> EXERCICE PROPOSÉ 1:
Dans l'entretien ci-dessous, récrivez sous forme de liste le paragraphe qui commence par « J'ai étudié la composition » en conservant ses faits essentiels.

> TEXTE FOURNI:
____________________

Propos recueillis par Caroline Rainette

15 novembre 2022

Pianiste et compositrice, diplômée de l’Université Nationale de Colombie, Diana Ortiz a remporté plusieurs concours de composition. Avec sa pièce De Reflejos, Refracciones y Renuncias, elle a obtenu le prix du public et le 1er prix du concours ” Reflets de femmes” organisé par La Sirène de Paris.

Racontez-nous votre parcours

J’ai étudié la composition à l’Université de Colombie, et actuellement je suis en master de composition en Allemagne, à la Folkwang University of the Arts. En 2018, j’ai suivi des cours de composition pour l’image à la Pontificia Universidad Javeriana et j’ai participé au Bogota International Film Festival, où j’ai été sélectionnée pour participer aux ateliers Music for Film avec le compositeur Christopher Austin (professeur à la Royal Music Academy de Londres).

J’ai remporté plusieurs concours de composition, parmi lesquels “Plataforma 28” organisé par l’Orchestre symphonique national de Colombie et “CD la nueva música Sinfónica Colombiana” organisé par l’Orchestre symphonique de l’EAFIT. En 2020, j’ai fait partie des lauréats du Prix de composition instrumentale de répertoires pédagogiques de l’Institut des Arts de Bogota. En avril 2022, j’ai reçu le premier prix et le prix du public du Concours international de composition de La Sirène, orchestre d’harmonie de Paris.

____________________

> ENREGISTREMENTS PRÉSENTÉS:
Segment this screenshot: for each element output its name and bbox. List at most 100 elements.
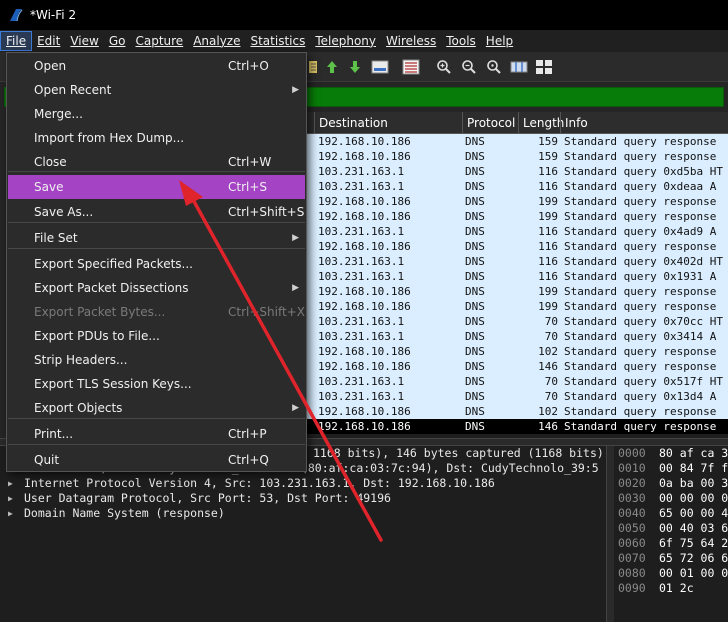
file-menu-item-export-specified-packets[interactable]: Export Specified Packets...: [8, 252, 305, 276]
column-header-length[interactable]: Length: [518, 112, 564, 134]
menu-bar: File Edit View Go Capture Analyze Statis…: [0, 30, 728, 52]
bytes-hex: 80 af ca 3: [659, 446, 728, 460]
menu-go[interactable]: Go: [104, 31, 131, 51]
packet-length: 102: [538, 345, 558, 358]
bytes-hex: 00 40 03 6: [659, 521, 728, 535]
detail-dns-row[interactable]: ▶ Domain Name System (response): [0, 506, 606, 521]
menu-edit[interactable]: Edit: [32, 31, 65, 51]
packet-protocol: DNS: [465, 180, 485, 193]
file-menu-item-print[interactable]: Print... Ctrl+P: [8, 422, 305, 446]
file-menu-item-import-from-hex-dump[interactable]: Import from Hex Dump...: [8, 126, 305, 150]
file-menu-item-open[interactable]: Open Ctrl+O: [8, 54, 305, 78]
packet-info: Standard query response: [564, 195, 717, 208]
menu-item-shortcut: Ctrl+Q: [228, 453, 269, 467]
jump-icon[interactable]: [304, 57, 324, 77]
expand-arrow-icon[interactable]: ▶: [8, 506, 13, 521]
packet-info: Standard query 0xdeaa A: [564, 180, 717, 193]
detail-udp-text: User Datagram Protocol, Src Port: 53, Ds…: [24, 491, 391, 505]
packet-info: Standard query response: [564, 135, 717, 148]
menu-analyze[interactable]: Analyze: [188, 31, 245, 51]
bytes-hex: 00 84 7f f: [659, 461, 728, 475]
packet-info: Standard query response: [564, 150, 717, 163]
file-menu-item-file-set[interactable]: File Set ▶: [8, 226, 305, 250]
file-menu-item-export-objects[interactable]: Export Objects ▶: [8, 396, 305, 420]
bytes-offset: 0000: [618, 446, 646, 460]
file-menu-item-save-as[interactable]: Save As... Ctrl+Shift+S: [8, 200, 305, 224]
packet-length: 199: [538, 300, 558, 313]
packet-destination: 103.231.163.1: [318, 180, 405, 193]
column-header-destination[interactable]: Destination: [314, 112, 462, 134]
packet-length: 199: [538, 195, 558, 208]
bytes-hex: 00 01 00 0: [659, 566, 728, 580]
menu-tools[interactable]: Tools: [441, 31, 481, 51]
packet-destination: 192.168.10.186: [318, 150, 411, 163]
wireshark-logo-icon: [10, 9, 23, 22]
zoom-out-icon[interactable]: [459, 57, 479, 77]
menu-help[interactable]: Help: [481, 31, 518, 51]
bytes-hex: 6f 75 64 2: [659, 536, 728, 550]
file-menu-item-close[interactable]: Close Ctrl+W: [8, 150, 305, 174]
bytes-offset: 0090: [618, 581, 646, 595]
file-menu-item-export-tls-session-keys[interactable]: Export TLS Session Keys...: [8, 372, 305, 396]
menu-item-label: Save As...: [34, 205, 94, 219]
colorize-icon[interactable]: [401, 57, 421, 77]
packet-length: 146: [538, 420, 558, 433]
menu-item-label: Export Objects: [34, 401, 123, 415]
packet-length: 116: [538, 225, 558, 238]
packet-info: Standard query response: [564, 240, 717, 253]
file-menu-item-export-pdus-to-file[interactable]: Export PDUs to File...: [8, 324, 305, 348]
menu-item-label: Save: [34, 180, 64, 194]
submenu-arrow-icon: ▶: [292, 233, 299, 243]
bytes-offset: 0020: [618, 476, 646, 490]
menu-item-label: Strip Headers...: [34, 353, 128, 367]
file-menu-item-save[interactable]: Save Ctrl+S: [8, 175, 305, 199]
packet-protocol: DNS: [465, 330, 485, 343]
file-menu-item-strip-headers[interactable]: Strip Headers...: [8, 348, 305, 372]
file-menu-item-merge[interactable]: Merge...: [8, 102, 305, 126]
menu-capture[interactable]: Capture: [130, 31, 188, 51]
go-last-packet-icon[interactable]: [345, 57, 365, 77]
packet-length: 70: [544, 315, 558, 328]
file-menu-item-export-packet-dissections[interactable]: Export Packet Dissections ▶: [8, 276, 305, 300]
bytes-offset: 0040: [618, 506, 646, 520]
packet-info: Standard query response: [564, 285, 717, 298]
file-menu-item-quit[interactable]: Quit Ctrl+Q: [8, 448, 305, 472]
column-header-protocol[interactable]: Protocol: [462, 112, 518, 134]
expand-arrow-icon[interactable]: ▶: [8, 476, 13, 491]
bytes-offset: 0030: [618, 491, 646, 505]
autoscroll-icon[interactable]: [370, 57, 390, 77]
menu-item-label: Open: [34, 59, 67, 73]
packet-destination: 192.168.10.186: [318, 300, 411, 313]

____________________

> EXERCICE PROPOSÉ 2:
Dans les enregistrements, reprenez les lignes qui vont de celle contenant « 252, 305, 276] » jusqu'à celle contenant « menu-go[interactable]: Go: [104, 31, 131, 51] », toutes deux incluses, en substituant « octets-hex » à « bytes-hex » sans rien modifier d'autre.

> RÉPONSE CORRECTE 1:
- Études de composition à l'Université de Colombie.
- Master de composition en cours en Allemagne, à la Folkwang University of the Arts.
- En 2018, cours de composition pour l'image à la Pontificia Universidad Javeriana.
- Participation au Bogota International Film Festival, avec sélection pour les ateliers Music for Film menés par le compositeur Christopher Austin, professeur à la Royal Music Academy de Londres.

> RÉPONSE CORRECTE 2:
file-menu-item-export-specified-packets[interactable]: Export Specified Packets...: [8, 252, 305, 276]
column-header-length[interactable]: Length: [518, 112, 564, 134]
menu-bar: File Edit View Go Capture Analyze Statis…: [0, 30, 728, 52]
octets-hex: 80 af ca 3: [659, 446, 728, 460]
menu-go[interactable]: Go: [104, 31, 131, 51]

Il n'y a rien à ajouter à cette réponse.